Quoted passage:
[BEGIN]

Usage example 2: Convert to file object and upload to server

srcToFile(
    'data:text/plain;base64,aGVsbG8gd29ybGQ=',
    'hello.txt',
    'text/plain'
)
.then(function(file){
    console.log(file);
    var fd = new FormData();
    fd.append("file", file);
    return fetch('/server.php', {method:'POST', body:fd});
})
.then(function(res){
    return res.text();
})
.then(console.log)
.catch(console.error)
;
cuixiping
  • 24,167
  • 8
  • 82
  • 93
  • 2
    I really enjoyed your answer as it's neat and clean, but I really can figure out the usage of ArrayBuffer in other answers. Would you please explain the usage if ArrayBuffer and why it's not used here? – Ali Sep 08 '15 at 14:15
  • In case you didn't check out the Mozilla Developer Network reference, fetch is an experimental feature and is not recommended for use in production code. Too bad, looks cool. – jocassid Jul 28 '19 at 01:01
  • how this would be without promise version ? – Sophie Oct 28 '20 at 05:34
40

To create a blob from a dataURL:

const response = await fetch(dataURL);
const blob = await response.blob();

To create a file from a blob:

const file = new File(
  [blob],
  "fileName.jpg",
  {
    type: "image/jpeg",
    lastModified: new Date()
  }
);
ggorlen
  • 44,755
  • 7
  • 76
  • 106
Jan Derk
  • 2,552
  • 27
  • 22
  • 6
    No need for 2 awaits and nesting. `await fetch(src).then(it => it.blob())` – Steven Spungin Nov 04 '21 at 14:20
  • 1
    @StevenSpungin Better yet, break the code onto two explicit lines, as I've done as an edit to the answer. Mixing `await` and `then` often leads to confusion and arguably isn't much better than nesting `await`s. We don't have to write it on one line. – ggorlen May 19 '23 at 22:23
  • You can still put the .then on another line, and it is also arguably better to not create an itermediate variable and const declaration. – Steven Spungin May 20 '23 at 00:03
6

If you really want to convert the dataURL into File object.

[END]

Written tasks:
1. In the forum thread, which URL does the upload example send its POST request to?
2. List the distinct names of everyone who signed a comment in the forum thread.

Stored data:

[BEGIN]

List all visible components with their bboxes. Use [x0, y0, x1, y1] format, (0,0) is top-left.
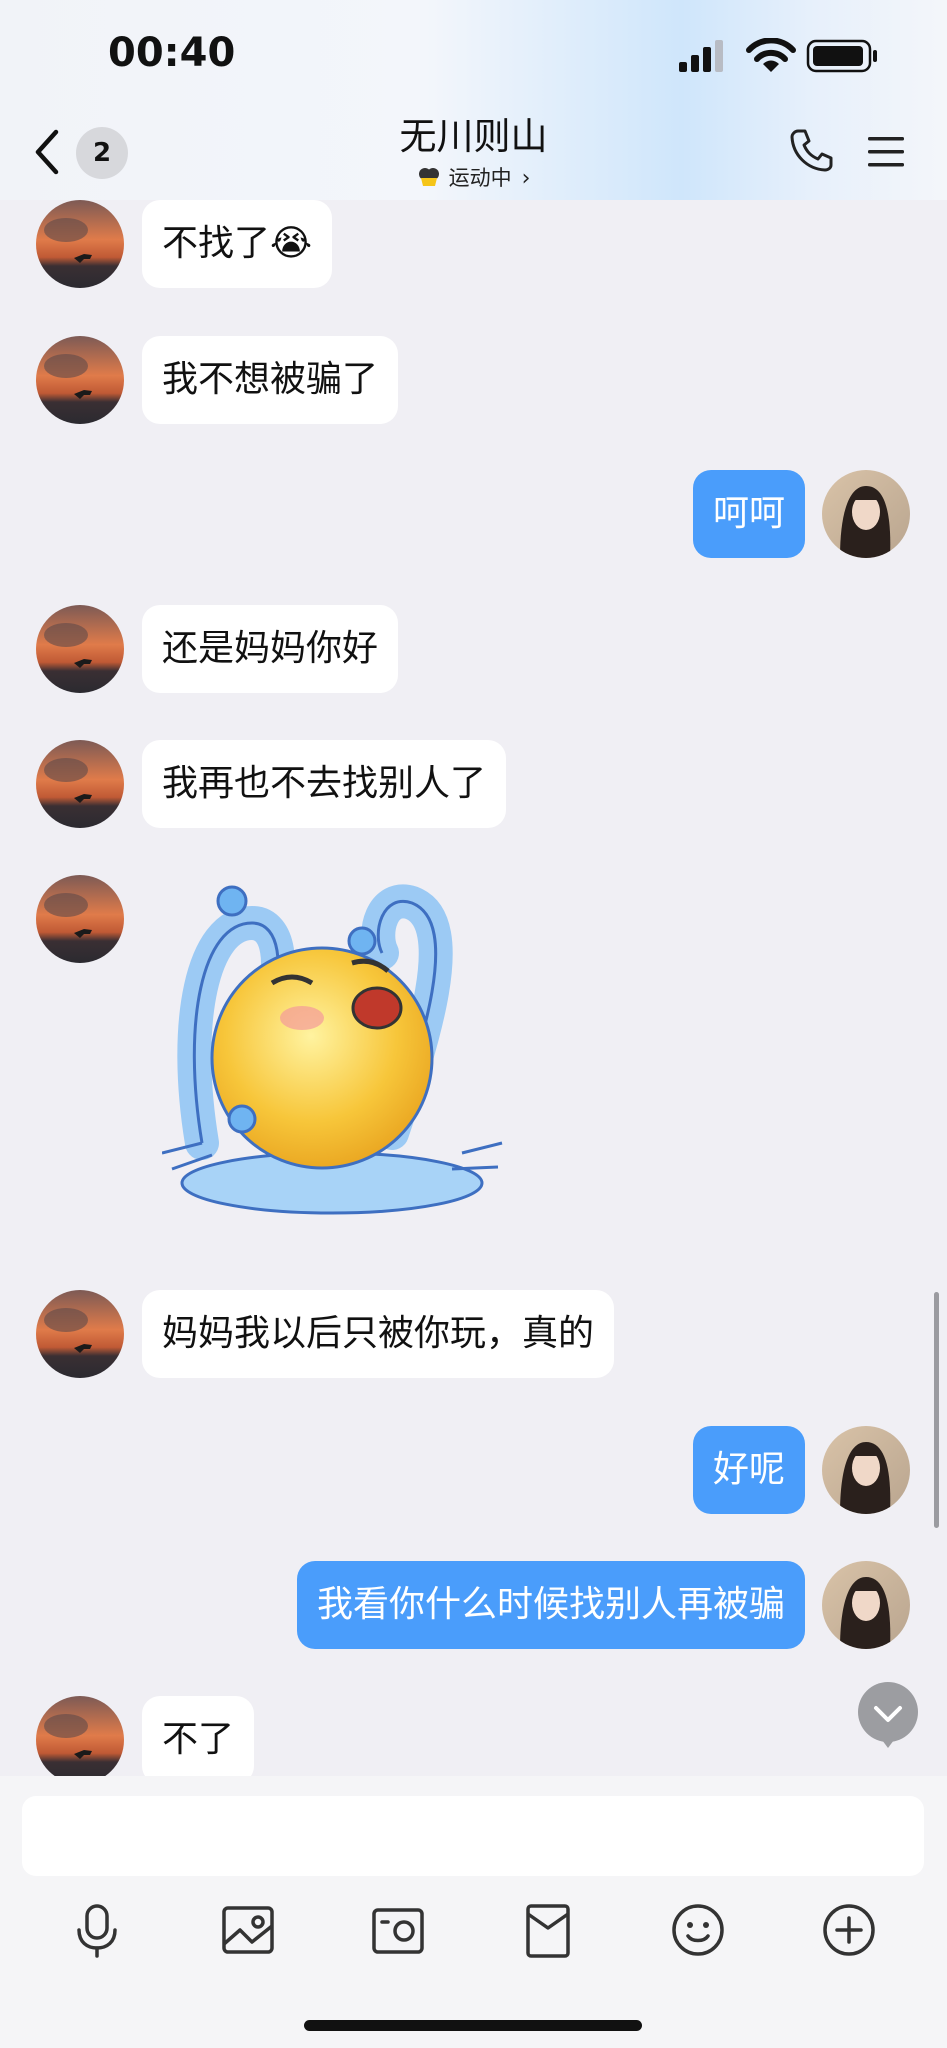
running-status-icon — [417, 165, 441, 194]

[END]

Worked answers:
1. /server.php

2. Ali, jocassid, Sophie, Steven Spungin, ggorlen